- **Data entries**:
········

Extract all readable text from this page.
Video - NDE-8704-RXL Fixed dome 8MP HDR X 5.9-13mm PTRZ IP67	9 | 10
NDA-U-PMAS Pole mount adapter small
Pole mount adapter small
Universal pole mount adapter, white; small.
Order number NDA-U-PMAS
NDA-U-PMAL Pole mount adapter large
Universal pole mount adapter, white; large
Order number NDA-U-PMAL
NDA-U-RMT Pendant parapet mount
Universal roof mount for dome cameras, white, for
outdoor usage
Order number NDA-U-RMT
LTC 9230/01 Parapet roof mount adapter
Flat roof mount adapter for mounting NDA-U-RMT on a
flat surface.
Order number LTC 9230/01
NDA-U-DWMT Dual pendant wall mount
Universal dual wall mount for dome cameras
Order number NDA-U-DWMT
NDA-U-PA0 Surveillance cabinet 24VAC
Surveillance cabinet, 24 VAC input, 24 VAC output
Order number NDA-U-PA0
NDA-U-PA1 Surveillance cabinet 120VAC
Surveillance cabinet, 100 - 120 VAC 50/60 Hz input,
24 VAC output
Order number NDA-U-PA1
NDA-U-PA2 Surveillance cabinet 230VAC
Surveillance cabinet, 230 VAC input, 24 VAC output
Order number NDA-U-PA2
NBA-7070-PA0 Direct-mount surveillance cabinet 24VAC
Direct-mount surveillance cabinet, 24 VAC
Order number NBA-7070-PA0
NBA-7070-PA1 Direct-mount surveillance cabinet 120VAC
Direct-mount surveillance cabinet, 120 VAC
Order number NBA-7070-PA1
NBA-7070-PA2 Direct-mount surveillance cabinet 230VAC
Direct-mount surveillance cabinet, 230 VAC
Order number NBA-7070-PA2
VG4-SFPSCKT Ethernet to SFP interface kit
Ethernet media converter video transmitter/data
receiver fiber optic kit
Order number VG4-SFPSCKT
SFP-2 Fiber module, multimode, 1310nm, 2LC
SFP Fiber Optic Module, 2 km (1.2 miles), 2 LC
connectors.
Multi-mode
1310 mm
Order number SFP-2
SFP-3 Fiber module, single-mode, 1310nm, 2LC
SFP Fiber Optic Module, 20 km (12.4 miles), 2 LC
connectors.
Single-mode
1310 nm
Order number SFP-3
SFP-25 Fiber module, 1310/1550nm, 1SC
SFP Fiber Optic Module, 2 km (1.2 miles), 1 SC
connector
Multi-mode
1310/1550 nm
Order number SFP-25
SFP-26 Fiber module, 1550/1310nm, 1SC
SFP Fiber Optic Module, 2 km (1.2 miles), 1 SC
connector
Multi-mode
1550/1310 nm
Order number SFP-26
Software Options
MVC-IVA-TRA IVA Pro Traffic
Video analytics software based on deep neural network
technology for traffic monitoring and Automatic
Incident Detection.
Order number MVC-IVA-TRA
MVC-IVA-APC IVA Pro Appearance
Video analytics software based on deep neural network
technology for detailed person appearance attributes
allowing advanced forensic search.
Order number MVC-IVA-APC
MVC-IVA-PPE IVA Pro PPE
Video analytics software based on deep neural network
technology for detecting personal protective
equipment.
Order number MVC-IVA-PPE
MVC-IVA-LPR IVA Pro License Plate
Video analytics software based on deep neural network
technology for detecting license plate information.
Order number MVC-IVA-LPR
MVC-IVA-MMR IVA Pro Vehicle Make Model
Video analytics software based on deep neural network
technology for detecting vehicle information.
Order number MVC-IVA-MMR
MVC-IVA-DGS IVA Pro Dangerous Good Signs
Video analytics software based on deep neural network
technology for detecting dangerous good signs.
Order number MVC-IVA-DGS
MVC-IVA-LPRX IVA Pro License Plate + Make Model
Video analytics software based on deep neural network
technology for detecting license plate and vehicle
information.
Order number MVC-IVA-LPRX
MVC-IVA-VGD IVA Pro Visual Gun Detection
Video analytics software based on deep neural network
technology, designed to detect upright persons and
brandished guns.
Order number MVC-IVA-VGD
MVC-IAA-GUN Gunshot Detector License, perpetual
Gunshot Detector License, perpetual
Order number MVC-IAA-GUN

········

Repeat the listing above without any change.

- **Written answer**:
Extract all readable text from this page.
Video - NDE-8704-RXL Fixed dome 8MP HDR X 5.9-13mm PTRZ IP67	9 | 10
NDA-U-PMAS Pole mount adapter small
Pole mount adapter small
Universal pole mount adapter, white; small.
Order number NDA-U-PMAS
NDA-U-PMAL Pole mount adapter large
Universal pole mount adapter, white; large
Order number NDA-U-PMAL
NDA-U-RMT Pendant parapet mount
Universal roof mount for dome cameras, white, for
outdoor usage
Order number NDA-U-RMT
LTC 9230/01 Parapet roof mount adapter
Flat roof mount adapter for mounting NDA-U-RMT on a
flat surface.
Order number LTC 9230/01
NDA-U-DWMT Dual pendant wall mount
Universal dual wall mount for dome cameras
Order number NDA-U-DWMT
NDA-U-PA0 Surveillance cabinet 24VAC
Surveillance cabinet, 24 VAC input, 24 VAC output
Order number NDA-U-PA0
NDA-U-PA1 Surveillance cabinet 120VAC
Surveillance cabinet, 100 - 120 VAC 50/60 Hz input,
24 VAC output
Order number NDA-U-PA1
NDA-U-PA2 Surveillance cabinet 230VAC
Surveillance cabinet, 230 VAC input, 24 VAC output
Order number NDA-U-PA2
NBA-7070-PA0 Direct-mount surveillance cabinet 24VAC
Direct-mount surveillance cabinet, 24 VAC
Order number NBA-7070-PA0
NBA-7070-PA1 Direct-mount surveillance cabinet 120VAC
Direct-mount surveillance cabinet, 120 VAC
Order number NBA-7070-PA1
NBA-7070-PA2 Direct-mount surveillance cabinet 230VAC
Direct-mount surveillance cabinet, 230 VAC
Order number NBA-7070-PA2
VG4-SFPSCKT Ethernet to SFP interface kit
Ethernet media converter video transmitter/data
receiver fiber optic kit
Order number VG4-SFPSCKT
SFP-2 Fiber module, multimode, 1310nm, 2LC
SFP Fiber Optic Module, 2 km (1.2 miles), 2 LC
connectors.
Multi-mode
1310 mm
Order number SFP-2
SFP-3 Fiber module, single-mode, 1310nm, 2LC
SFP Fiber Optic Module, 20 km (12.4 miles), 2 LC
connectors.
Single-mode
1310 nm
Order number SFP-3
SFP-25 Fiber module, 1310/1550nm, 1SC
SFP Fiber Optic Module, 2 km (1.2 miles), 1 SC
connector
Multi-mode
1310/1550 nm
Order number SFP-25
SFP-26 Fiber module, 1550/1310nm, 1SC
SFP Fiber Optic Module, 2 km (1.2 miles), 1 SC
connector
Multi-mode
1550/1310 nm
Order number SFP-26
Software Options
MVC-IVA-TRA IVA Pro Traffic
Video analytics software based on deep neural network
technology for traffic monitoring and Automatic
Incident Detection.
Order number MVC-IVA-TRA
MVC-IVA-APC IVA Pro Appearance
Video analytics software based on deep neural network
technology for detailed person appearance attributes
allowing advanced forensic search.
Order number MVC-IVA-APC
MVC-IVA-PPE IVA Pro PPE
Video analytics software based on deep neural network
technology for detecting personal protective
equipment.
Order number MVC-IVA-PPE
MVC-IVA-LPR IVA Pro License Plate
Video analytics software based on deep neural network
technology for detecting license plate information.
Order number MVC-IVA-LPR
MVC-IVA-MMR IVA Pro Vehicle Make Model
Video analytics software based on deep neural network
technology for detecting vehicle information.
Order number MVC-IVA-MMR
MVC-IVA-DGS IVA Pro Dangerous Good Signs
Video analytics software based on deep neural network
technology for detecting dangerous good signs.
Order number MVC-IVA-DGS
MVC-IVA-LPRX IVA Pro License Plate + Make Model
Video analytics software based on deep neural network
technology for detecting license plate and vehicle
information.
Order number MVC-IVA-LPRX
MVC-IVA-VGD IVA Pro Visual Gun Detection
Video analytics software based on deep neural network
technology, designed to detect upright persons and
brandished guns.
Order number MVC-IVA-VGD
MVC-IAA-GUN Gunshot Detector License, perpetual
Gunshot Detector License, perpetual
Order number MVC-IAA-GUN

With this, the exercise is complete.